Lines of data »
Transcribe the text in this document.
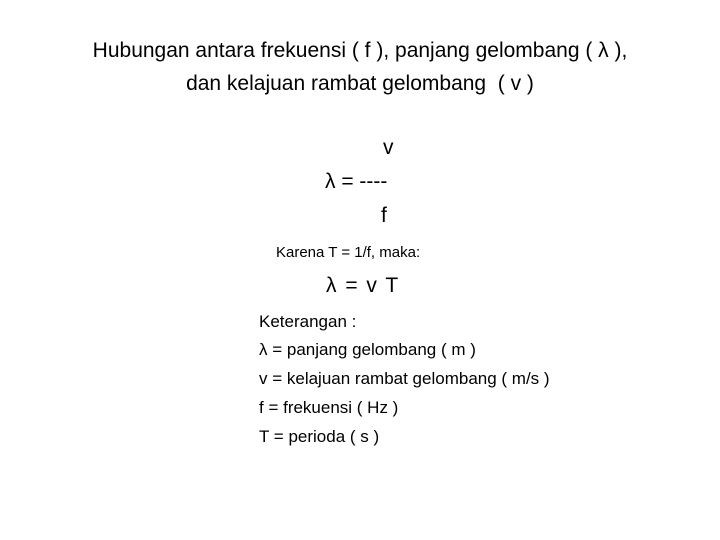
Hubungan antara frekuensi ( f ), panjang gelombang ( λ ),
dan kelajuan rambat gelombang  ( v )
v
λ = ----
f
Karena T = 1/f, maka:
λ = v T
Keterangan :
λ = panjang gelombang ( m )
v = kelajuan rambat gelombang ( m/s )
f = frekuensi ( Hz )
T = perioda ( s )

Stated task » Without the pictures, restate all of the entries above verbatim.

Answer to the exercise »
Transcribe the text in this document.
Hubungan antara frekuensi ( f ), panjang gelombang ( λ ),
dan kelajuan rambat gelombang  ( v )
v
λ = ----
f
Karena T = 1/f, maka:
λ = v T
Keterangan :
λ = panjang gelombang ( m )
v = kelajuan rambat gelombang ( m/s )
f = frekuensi ( Hz )
T = perioda ( s )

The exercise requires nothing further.